GIVEN PROBLEM >>
Copy out each line below exactly as it appears.

SUPPLIED DATA >>

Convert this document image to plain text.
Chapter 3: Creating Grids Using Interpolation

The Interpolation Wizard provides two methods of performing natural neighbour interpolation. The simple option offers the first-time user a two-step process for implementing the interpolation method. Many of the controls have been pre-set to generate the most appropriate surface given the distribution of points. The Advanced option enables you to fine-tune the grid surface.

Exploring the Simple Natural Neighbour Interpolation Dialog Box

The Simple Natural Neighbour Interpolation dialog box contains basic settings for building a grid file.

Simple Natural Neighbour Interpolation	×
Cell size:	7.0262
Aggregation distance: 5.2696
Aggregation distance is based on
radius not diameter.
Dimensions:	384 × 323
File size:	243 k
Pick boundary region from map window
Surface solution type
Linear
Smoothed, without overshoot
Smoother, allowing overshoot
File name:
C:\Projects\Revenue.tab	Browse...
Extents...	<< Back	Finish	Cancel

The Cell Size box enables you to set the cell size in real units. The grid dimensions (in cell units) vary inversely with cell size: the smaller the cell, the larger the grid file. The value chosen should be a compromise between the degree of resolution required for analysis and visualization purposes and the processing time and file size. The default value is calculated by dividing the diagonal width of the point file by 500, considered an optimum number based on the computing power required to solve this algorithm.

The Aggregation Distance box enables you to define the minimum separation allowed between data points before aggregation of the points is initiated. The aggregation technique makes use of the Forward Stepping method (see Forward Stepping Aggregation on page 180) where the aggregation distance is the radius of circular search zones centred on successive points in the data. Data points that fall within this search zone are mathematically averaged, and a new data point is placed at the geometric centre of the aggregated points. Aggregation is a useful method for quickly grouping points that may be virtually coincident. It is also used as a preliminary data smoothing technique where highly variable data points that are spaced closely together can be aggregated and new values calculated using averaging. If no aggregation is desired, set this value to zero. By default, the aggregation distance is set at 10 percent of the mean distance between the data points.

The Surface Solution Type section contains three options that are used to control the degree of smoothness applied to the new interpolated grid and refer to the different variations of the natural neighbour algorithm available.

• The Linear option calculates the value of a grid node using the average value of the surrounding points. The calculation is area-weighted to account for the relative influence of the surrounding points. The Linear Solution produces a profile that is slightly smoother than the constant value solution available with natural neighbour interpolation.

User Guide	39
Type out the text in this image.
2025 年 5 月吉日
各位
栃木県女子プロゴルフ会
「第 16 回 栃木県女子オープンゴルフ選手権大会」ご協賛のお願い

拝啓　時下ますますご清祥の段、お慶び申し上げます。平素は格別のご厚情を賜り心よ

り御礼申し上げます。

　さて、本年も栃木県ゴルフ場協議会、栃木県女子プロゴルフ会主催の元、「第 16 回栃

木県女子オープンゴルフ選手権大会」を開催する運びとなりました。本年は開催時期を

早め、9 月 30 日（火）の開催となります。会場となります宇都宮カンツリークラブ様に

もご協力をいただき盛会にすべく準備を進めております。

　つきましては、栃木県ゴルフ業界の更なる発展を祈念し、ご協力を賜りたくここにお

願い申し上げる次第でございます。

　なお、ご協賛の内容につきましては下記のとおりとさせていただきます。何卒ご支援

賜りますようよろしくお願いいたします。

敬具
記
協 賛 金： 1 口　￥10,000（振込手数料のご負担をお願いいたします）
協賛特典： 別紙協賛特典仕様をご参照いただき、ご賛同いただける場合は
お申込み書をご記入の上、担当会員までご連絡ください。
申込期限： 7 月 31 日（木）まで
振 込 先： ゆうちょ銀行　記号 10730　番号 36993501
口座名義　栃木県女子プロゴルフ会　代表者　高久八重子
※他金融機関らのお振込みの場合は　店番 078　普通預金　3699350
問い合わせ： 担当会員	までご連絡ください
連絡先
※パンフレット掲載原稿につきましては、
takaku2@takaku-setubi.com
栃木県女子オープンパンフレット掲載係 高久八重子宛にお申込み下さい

PROBLEM SOLUTION >>
Convert this document image to plain text.
Chapter 3: Creating Grids Using Interpolation

The Interpolation Wizard provides two methods of performing natural neighbour interpolation. The simple option offers the first-time user a two-step process for implementing the interpolation method. Many of the controls have been pre-set to generate the most appropriate surface given the distribution of points. The Advanced option enables you to fine-tune the grid surface.

Exploring the Simple Natural Neighbour Interpolation Dialog Box

The Simple Natural Neighbour Interpolation dialog box contains basic settings for building a grid file.

Simple Natural Neighbour Interpolation	×
Cell size:	7.0262
Aggregation distance: 5.2696
Aggregation distance is based on
radius not diameter.
Dimensions:	384 × 323
File size:	243 k
Pick boundary region from map window
Surface solution type
Linear
Smoothed, without overshoot
Smoother, allowing overshoot
File name:
C:\Projects\Revenue.tab	Browse...
Extents...	<< Back	Finish	Cancel

The Cell Size box enables you to set the cell size in real units. The grid dimensions (in cell units) vary inversely with cell size: the smaller the cell, the larger the grid file. The value chosen should be a compromise between the degree of resolution required for analysis and visualization purposes and the processing time and file size. The default value is calculated by dividing the diagonal width of the point file by 500, considered an optimum number based on the computing power required to solve this algorithm.

The Aggregation Distance box enables you to define the minimum separation allowed between data points before aggregation of the points is initiated. The aggregation technique makes use of the Forward Stepping method (see Forward Stepping Aggregation on page 180) where the aggregation distance is the radius of circular search zones centred on successive points in the data. Data points that fall within this search zone are mathematically averaged, and a new data point is placed at the geometric centre of the aggregated points. Aggregation is a useful method for quickly grouping points that may be virtually coincident. It is also used as a preliminary data smoothing technique where highly variable data points that are spaced closely together can be aggregated and new values calculated using averaging. If no aggregation is desired, set this value to zero. By default, the aggregation distance is set at 10 percent of the mean distance between the data points.

The Surface Solution Type section contains three options that are used to control the degree of smoothness applied to the new interpolated grid and refer to the different variations of the natural neighbour algorithm available.

• The Linear option calculates the value of a grid node using the average value of the surrounding points. The calculation is area-weighted to account for the relative influence of the surrounding points. The Linear Solution produces a profile that is slightly smoother than the constant value solution available with natural neighbour interpolation.

User Guide	39
Type out the text in this image.
2025 年 5 月吉日
各位
栃木県女子プロゴルフ会
「第 16 回 栃木県女子オープンゴルフ選手権大会」ご協賛のお願い

拝啓　時下ますますご清祥の段、お慶び申し上げます。平素は格別のご厚情を賜り心よ

り御礼申し上げます。

　さて、本年も栃木県ゴルフ場協議会、栃木県女子プロゴルフ会主催の元、「第 16 回栃

木県女子オープンゴルフ選手権大会」を開催する運びとなりました。本年は開催時期を

早め、9 月 30 日（火）の開催となります。会場となります宇都宮カンツリークラブ様に

もご協力をいただき盛会にすべく準備を進めております。

　つきましては、栃木県ゴルフ業界の更なる発展を祈念し、ご協力を賜りたくここにお

願い申し上げる次第でございます。

　なお、ご協賛の内容につきましては下記のとおりとさせていただきます。何卒ご支援

賜りますようよろしくお願いいたします。

敬具
記
協 賛 金： 1 口　￥10,000（振込手数料のご負担をお願いいたします）
協賛特典： 別紙協賛特典仕様をご参照いただき、ご賛同いただける場合は
お申込み書をご記入の上、担当会員までご連絡ください。
申込期限： 7 月 31 日（木）まで
振 込 先： ゆうちょ銀行　記号 10730　番号 36993501
口座名義　栃木県女子プロゴルフ会　代表者　高久八重子
※他金融機関らのお振込みの場合は　店番 078　普通預金　3699350
問い合わせ： 担当会員	までご連絡ください
連絡先
※パンフレット掲載原稿につきましては、
takaku2@takaku-setubi.com
栃木県女子オープンパンフレット掲載係 高久八重子宛にお申込み下さい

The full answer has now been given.